#### [Problem statement]
Your answer should be a single number: how many lines in the data below hold the string "明天吹南风".

#### [Entries shown]

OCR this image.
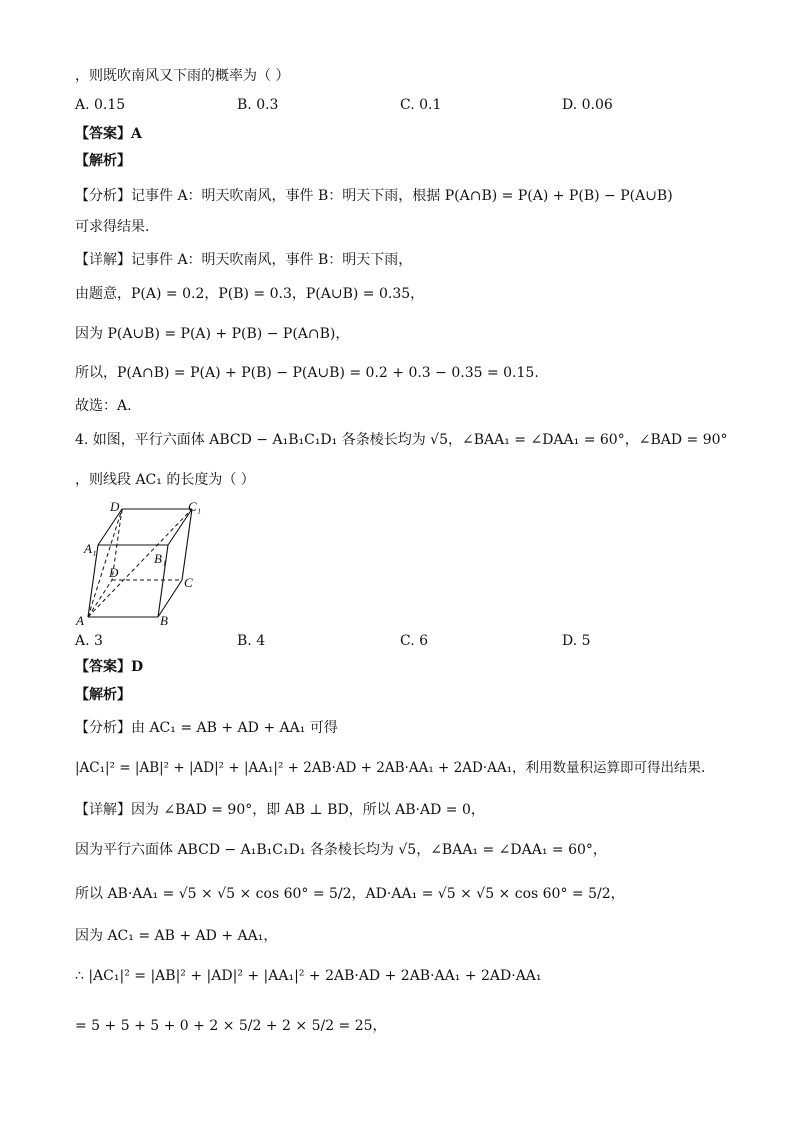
，则既吹南风又下雨的概率为（ ）
A. 0.15	B. 0.3	C. 0.1	D. 0.06
【答案】A
【解析】
【分析】记事件 A：明天吹南风，事件 B：明天下雨，根据 P(A∩B) = P(A) + P(B) − P(A∪B)
可求得结果.
【详解】记事件 A：明天吹南风，事件 B：明天下雨，
由题意，P(A) = 0.2，P(B) = 0.3，P(A∪B) = 0.35，
因为 P(A∪B) = P(A) + P(B) − P(A∩B)，
所以，P(A∩B) = P(A) + P(B) − P(A∪B) = 0.2 + 0.3 − 0.35 = 0.15.
故选：A.
4. 如图，平行六面体 ABCD − A₁B₁C₁D₁ 各条棱长均为 √5，∠BAA₁ = ∠DAA₁ = 60°，∠BAD = 90°
，则线段 AC₁ 的长度为（ ）
D₁	C₁
A₁
B₁
D
C
A	B
A. 3	B. 4	C. 6	D. 5
【答案】D
【解析】
【分析】由 AC₁ = AB + AD + AA₁ 可得
|AC₁|² = |AB|² + |AD|² + |AA₁|² + 2AB·AD + 2AB·AA₁ + 2AD·AA₁，利用数量积运算即可得出结果.
【详解】因为 ∠BAD = 90°，即 AB ⊥ BD，所以 AB·AD = 0，
因为平行六面体 ABCD − A₁B₁C₁D₁ 各条棱长均为 √5，∠BAA₁ = ∠DAA₁ = 60°，
所以 AB·AA₁ = √5 × √5 × cos 60° = 5/2，AD·AA₁ = √5 × √5 × cos 60° = 5/2，
因为 AC₁ = AB + AD + AA₁，
∴ |AC₁|² = |AB|² + |AD|² + |AA₁|² + 2AB·AD + 2AB·AA₁ + 2AD·AA₁
= 5 + 5 + 5 + 0 + 2 × 5/2 + 2 × 5/2 = 25，
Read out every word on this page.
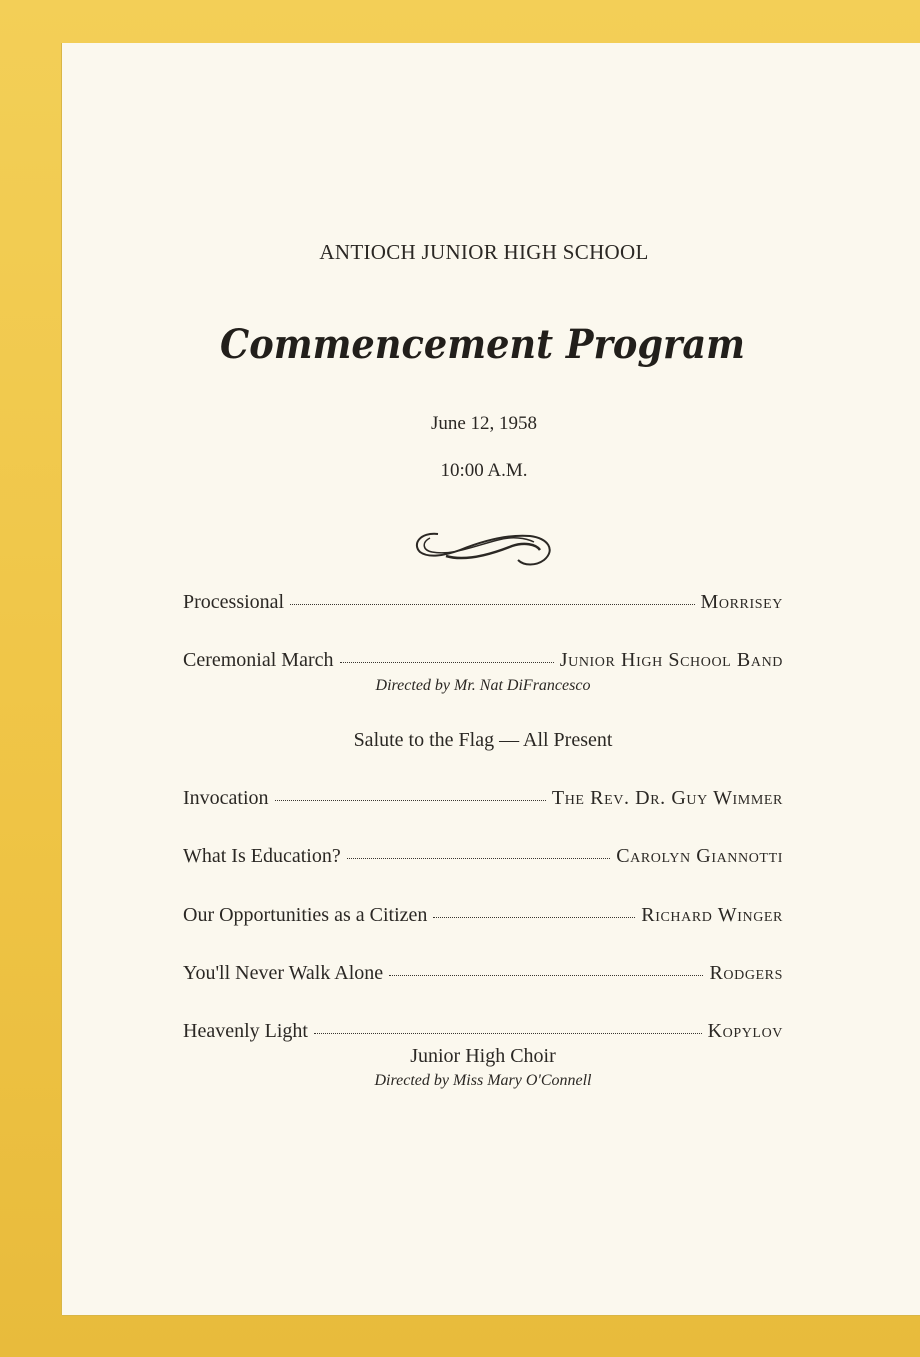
ANTIOCH JUNIOR HIGH SCHOOL
Commencement Program
June 12, 1958
10:00 A.M.
Processional	Morrisey
Ceremonial March	Junior High School Band
Directed by Mr. Nat DiFrancesco
Salute to the Flag — All Present
Invocation	The Rev. Dr. Guy Wimmer
What Is Education?	Carolyn Giannotti
Our Opportunities as a Citizen	Richard Winger
You'll Never Walk Alone	Rodgers
Heavenly Light	Kopylov
Junior High Choir
Directed by Miss Mary O'Connell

#### [Reply to the task]
2